WHAT THIS EXERCISE ASKS
1. Answer these from the passage on George Perkins Marsh, one line each:
(a) Which party did Marsh join after the Whig Party disintegrated?
(b) Whom did Marsh support for president in 1856?
(c) Where was Marsh dispatched after Lincoln's election?
2. List every person named in the passage on George Perkins Marsh.
3. Write a continuation of the passage on George Perkins Marsh, starting after its final sentence.

The 1850s were a difficult time for Marsh and his wife Caroline. As the nation lurched towards Civil War, the Marshes struggled with financial insolvency. Fortunately for both the Union and George Perkins Marsh, a leader came to the rescue.
With the disintegration of the Whig Party, Marsh became a Republican. In 1856, he enthusiastically supported John C. Fremont for president. Fremont lost, but four years later a fractured Democratic Party presented the Republicans with their first real opportunity to capture the White House.
Marsh Supports Lincoln
Once again, Marsh found himself supporting the Republican standard-bearer. This time, it was Abraham Lincoln of Illinois. Lincoln’s election changed the trajectory of George Perkins Marsh’s life.
Instead of spending his final years struggling to make ends meet, he would be dispatched to Europe once again where he spent the remainder of his days and produced his greatest work.

RECORDS PROVIDED
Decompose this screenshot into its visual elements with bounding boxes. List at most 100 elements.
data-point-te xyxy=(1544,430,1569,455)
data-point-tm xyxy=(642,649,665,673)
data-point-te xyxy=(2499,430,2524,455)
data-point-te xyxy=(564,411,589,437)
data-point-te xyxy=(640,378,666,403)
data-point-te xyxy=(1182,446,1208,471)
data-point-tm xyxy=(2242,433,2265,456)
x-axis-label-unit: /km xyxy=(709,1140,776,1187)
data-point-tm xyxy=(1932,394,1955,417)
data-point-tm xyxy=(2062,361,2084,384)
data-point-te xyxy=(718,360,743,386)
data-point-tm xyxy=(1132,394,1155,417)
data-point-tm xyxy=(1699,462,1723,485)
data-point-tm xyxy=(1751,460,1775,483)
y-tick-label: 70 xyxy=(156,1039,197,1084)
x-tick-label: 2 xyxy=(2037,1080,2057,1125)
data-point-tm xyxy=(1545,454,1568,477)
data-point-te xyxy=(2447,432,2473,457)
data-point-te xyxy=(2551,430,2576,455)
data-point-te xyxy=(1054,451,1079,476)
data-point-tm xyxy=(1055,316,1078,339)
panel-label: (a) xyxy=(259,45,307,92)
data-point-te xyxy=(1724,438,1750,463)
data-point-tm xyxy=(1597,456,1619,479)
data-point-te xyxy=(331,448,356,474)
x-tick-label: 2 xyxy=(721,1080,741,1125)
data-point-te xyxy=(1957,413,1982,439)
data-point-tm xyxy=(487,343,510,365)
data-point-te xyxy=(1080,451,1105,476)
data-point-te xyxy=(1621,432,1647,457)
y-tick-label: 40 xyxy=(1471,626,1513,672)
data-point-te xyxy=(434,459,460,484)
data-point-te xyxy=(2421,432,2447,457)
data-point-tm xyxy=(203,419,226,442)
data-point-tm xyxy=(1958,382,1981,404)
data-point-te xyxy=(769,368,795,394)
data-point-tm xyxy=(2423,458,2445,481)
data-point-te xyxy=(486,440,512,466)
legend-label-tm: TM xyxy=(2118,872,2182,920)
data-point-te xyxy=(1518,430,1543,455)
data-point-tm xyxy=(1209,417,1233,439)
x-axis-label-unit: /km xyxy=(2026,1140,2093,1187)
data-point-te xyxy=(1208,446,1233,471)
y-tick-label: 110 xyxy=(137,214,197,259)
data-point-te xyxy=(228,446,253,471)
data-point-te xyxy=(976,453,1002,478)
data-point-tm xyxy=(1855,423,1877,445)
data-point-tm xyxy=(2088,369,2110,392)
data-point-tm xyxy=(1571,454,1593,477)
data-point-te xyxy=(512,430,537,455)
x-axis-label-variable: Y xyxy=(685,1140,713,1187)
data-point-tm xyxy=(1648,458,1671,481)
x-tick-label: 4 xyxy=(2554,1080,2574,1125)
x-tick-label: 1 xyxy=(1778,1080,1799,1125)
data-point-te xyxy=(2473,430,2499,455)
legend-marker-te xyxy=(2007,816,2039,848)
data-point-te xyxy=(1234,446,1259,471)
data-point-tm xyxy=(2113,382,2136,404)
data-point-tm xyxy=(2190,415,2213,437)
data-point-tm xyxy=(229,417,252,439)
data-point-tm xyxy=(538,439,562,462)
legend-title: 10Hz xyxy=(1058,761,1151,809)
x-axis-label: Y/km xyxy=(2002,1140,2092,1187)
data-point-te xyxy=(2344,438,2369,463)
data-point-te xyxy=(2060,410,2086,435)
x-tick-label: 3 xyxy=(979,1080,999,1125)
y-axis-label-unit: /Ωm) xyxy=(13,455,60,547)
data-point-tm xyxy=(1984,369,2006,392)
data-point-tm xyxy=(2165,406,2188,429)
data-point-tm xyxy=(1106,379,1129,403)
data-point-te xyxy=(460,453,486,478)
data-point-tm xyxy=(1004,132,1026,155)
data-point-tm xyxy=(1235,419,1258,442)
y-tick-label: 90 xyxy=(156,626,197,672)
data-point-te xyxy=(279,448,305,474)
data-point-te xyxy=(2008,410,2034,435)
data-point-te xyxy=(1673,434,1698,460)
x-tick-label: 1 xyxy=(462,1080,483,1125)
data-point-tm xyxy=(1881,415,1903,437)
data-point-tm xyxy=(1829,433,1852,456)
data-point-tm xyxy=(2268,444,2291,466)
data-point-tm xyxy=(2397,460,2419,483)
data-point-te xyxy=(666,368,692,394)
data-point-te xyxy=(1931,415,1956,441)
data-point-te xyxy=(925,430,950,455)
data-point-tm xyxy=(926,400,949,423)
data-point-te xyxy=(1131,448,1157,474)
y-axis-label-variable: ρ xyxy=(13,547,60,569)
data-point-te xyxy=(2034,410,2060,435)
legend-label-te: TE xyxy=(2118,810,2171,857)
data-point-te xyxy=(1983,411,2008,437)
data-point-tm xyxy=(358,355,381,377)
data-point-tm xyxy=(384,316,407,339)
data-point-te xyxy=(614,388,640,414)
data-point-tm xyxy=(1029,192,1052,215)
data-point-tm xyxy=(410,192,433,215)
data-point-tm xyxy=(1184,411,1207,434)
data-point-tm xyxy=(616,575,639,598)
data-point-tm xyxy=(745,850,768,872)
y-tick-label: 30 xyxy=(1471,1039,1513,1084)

OUTPUTS
1.
(a) The Republican Party.
(b) John C. Fremont.
(c) Europe.

2. George Perkins Marsh, Caroline, John C. Fremont, Abraham Lincoln

3.
American Minister To Italy | George Perkins Marsh

Abraham Lincoln appointed George Perkins Marsh America’s Minister to Italy. Marsh went on to serve twenty-one years at his post. This was longer than any other diplomat in our nation’s history. Marsh was present for the creation of a unified Italy in 1870.
Risorgimento, which in Italian means “rising again,” was a 19th-century movement for Italian unification culminating in the establishment of the Kingdom of Italy in 1861.
A process, which begin in the 1820s with the dream of a unified Italian nation-state, culminated in 1870 when Italian forces finally completed their conquest and unification with the seizure of Rome from the Papal States.

Man And Nature

As Marsh’s biographer, David Lowenthal, notes, “Man and Nature ushered in a revolution in the way people conceived their relations with the earth. It brought environmental awareness and reform not just to America, but the whole world.”
Marsh’s book begins with a discussion of the Roman Empire. He wrote about how “more than one half” of the vast and flourishing lands of the Roman Empire had lost their productivity due to mismanagement by humans, primarily deforestation.
Man and Nature traced the rise and fall of great empires, such as Rome, and made the case that their decline was connected to their physical destruction of their natural environment.
Through his research and personal observations, Marsh identified man as a “disturbing agent.” It was his hypothesis that the rise and fall of empires was inextricably linked to resource depletion.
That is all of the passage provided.